Dataset items:
################

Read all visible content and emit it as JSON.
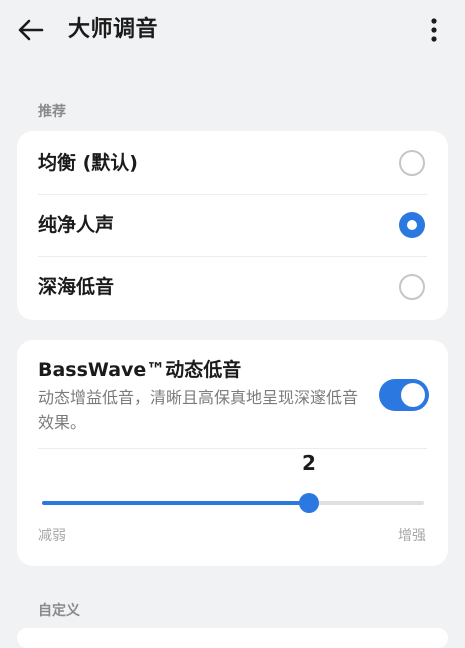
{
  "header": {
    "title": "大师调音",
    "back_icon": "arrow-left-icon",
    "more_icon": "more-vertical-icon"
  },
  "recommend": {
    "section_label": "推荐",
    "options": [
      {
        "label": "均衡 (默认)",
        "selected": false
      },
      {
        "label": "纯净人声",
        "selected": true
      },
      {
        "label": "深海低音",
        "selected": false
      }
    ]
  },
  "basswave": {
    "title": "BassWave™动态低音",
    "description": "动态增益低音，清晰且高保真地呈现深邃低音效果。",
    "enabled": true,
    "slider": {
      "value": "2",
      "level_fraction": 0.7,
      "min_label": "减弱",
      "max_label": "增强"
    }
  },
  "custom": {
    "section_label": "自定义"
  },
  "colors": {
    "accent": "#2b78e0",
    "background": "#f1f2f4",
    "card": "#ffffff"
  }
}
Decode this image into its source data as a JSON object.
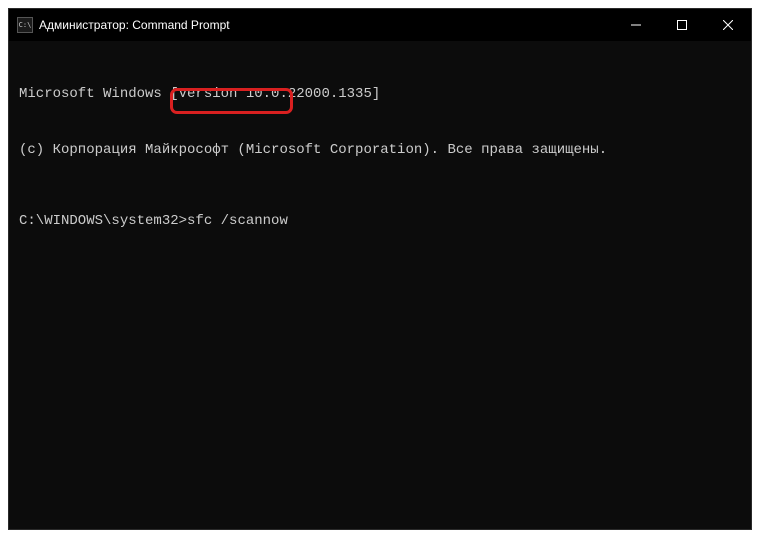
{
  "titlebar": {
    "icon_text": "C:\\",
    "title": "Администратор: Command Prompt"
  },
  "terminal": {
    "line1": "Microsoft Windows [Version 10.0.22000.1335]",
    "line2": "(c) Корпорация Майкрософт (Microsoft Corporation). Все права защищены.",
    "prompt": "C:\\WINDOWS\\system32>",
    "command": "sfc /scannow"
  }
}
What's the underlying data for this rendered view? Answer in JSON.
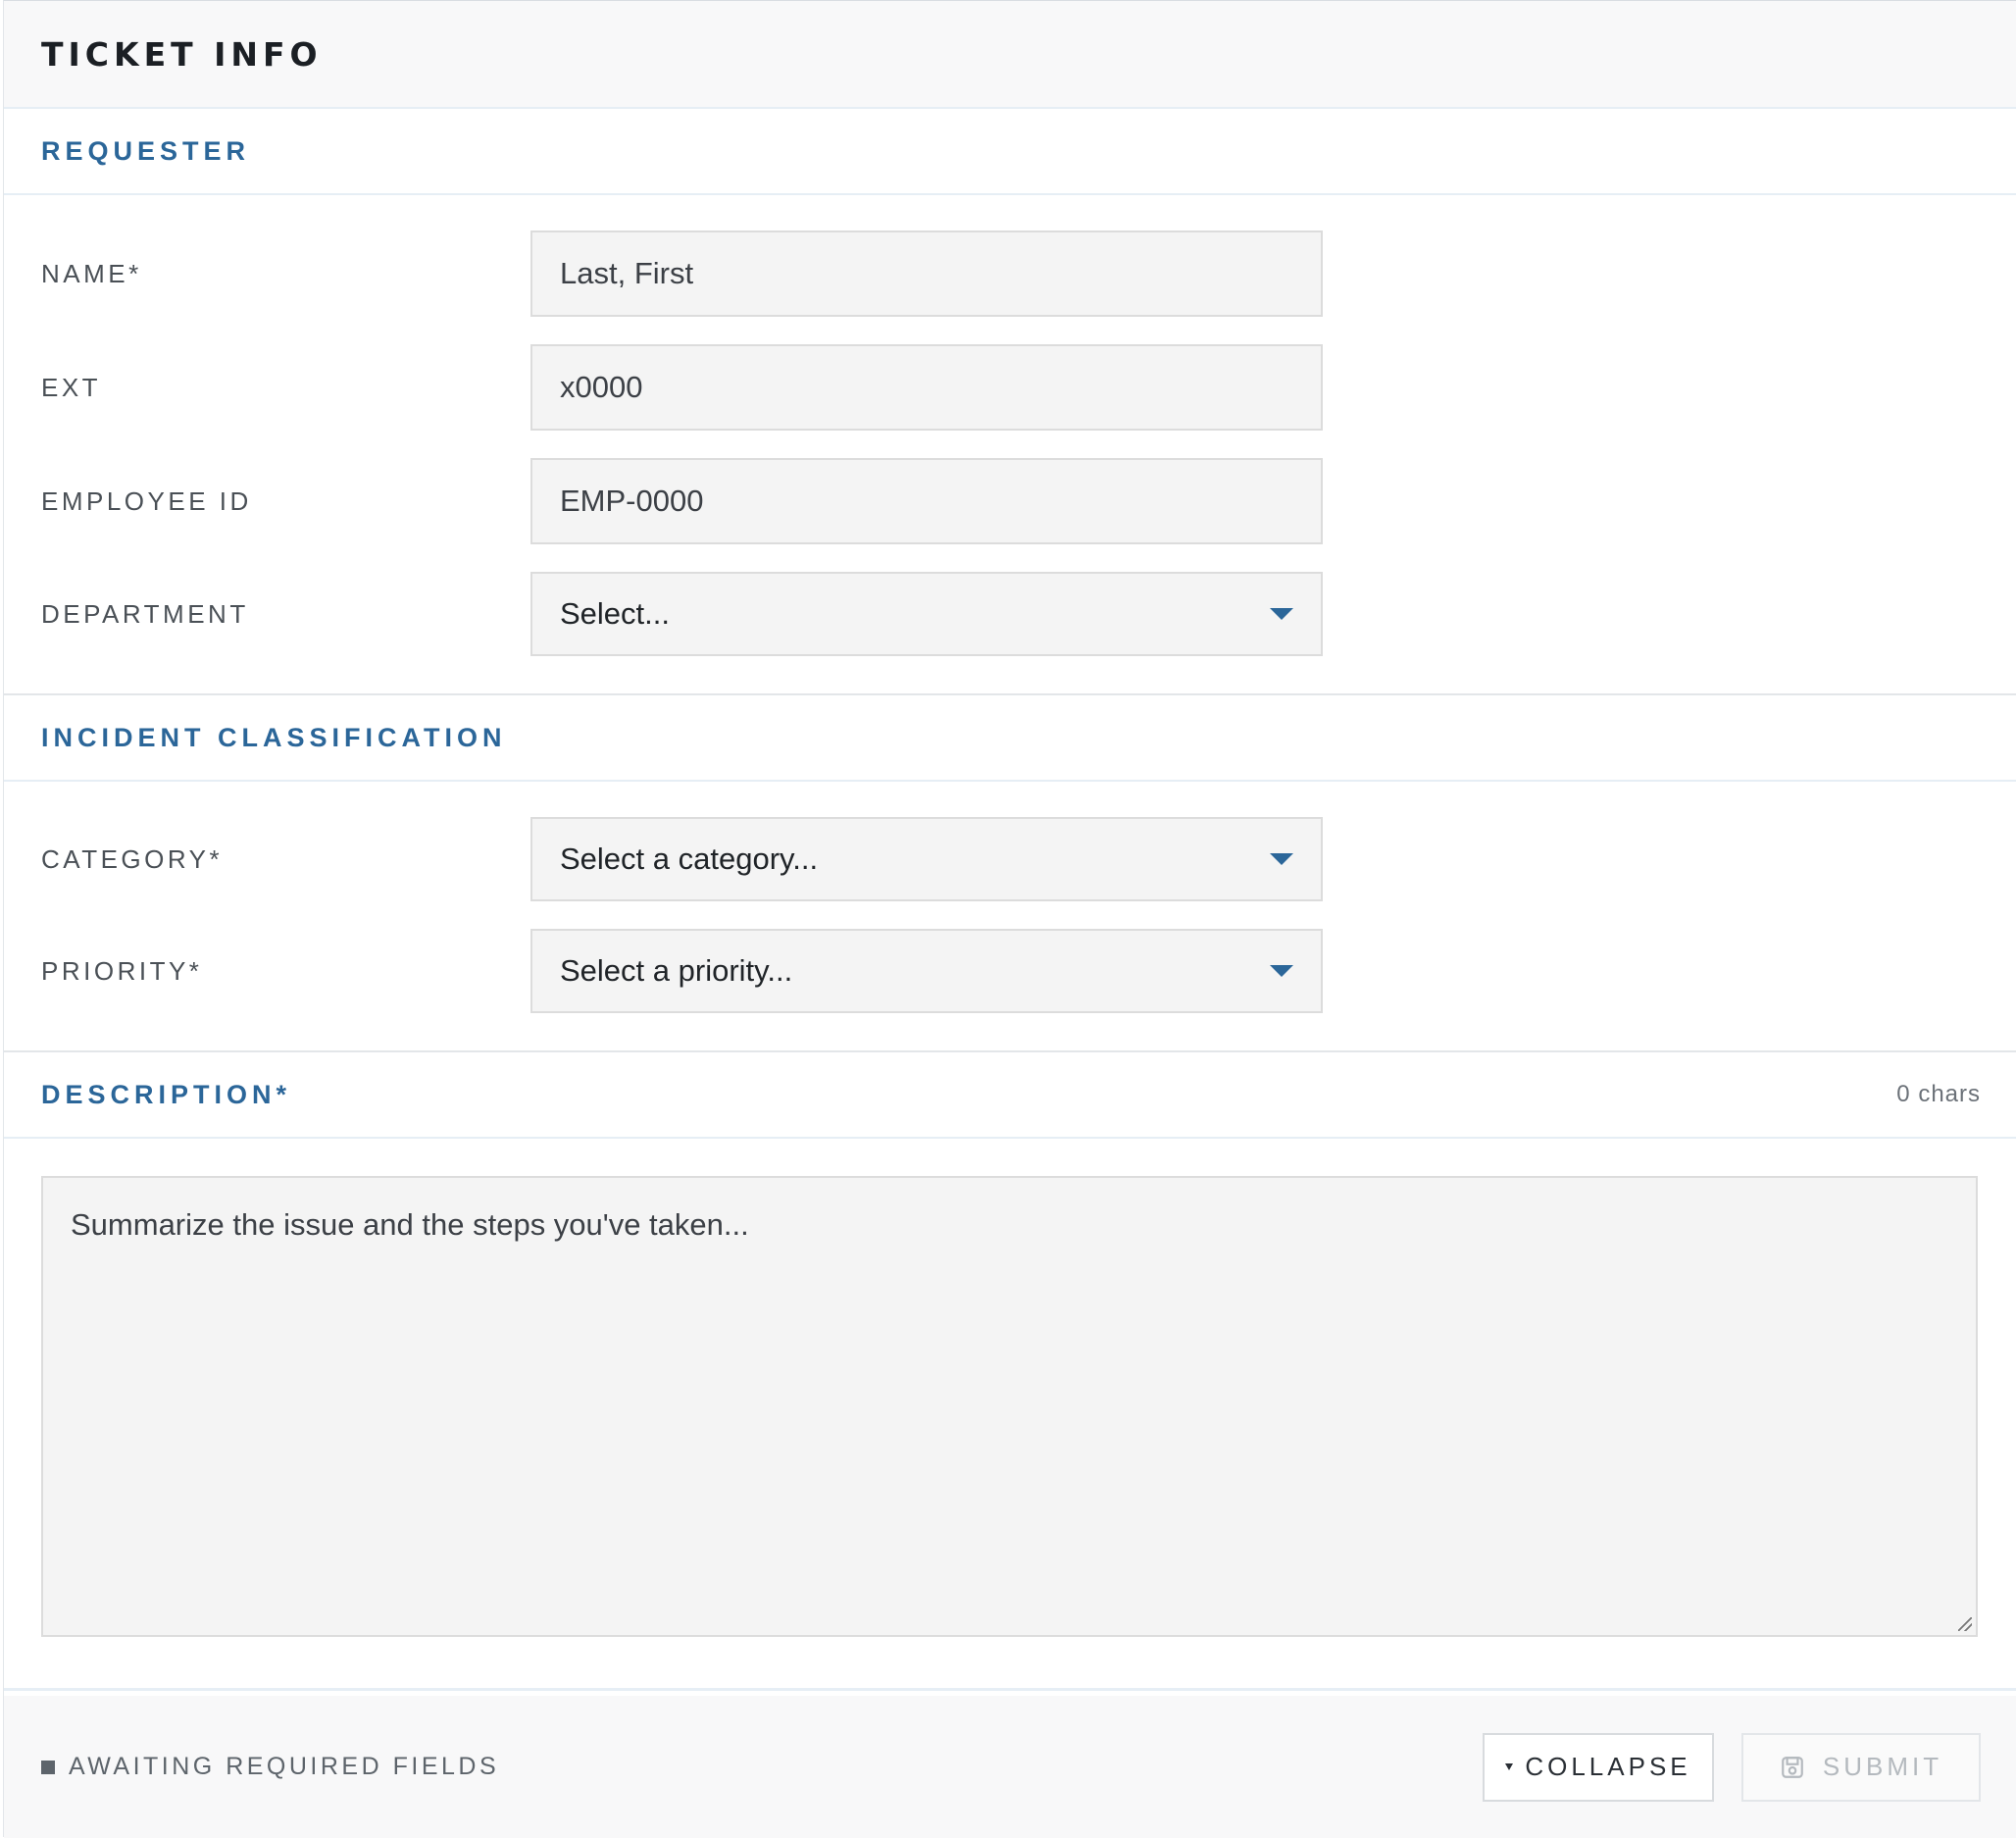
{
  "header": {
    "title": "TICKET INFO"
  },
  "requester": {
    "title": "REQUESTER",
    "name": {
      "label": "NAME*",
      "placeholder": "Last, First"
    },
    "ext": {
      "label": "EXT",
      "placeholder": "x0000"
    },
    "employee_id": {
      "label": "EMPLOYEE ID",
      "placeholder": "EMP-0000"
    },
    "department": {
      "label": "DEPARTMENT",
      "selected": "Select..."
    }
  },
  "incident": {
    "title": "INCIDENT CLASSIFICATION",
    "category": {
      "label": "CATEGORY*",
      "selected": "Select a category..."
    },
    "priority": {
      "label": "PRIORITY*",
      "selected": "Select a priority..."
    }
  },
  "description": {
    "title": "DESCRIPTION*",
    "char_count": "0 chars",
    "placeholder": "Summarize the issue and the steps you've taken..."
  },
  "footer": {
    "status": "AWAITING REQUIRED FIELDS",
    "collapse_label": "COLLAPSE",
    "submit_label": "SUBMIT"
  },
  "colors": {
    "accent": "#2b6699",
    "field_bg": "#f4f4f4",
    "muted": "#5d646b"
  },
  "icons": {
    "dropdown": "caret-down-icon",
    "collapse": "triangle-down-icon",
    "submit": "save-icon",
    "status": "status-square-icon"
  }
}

################

# [Challenge]
Only a number is wanted: how many lines of the material include the word "down".

# [Output for this task]
2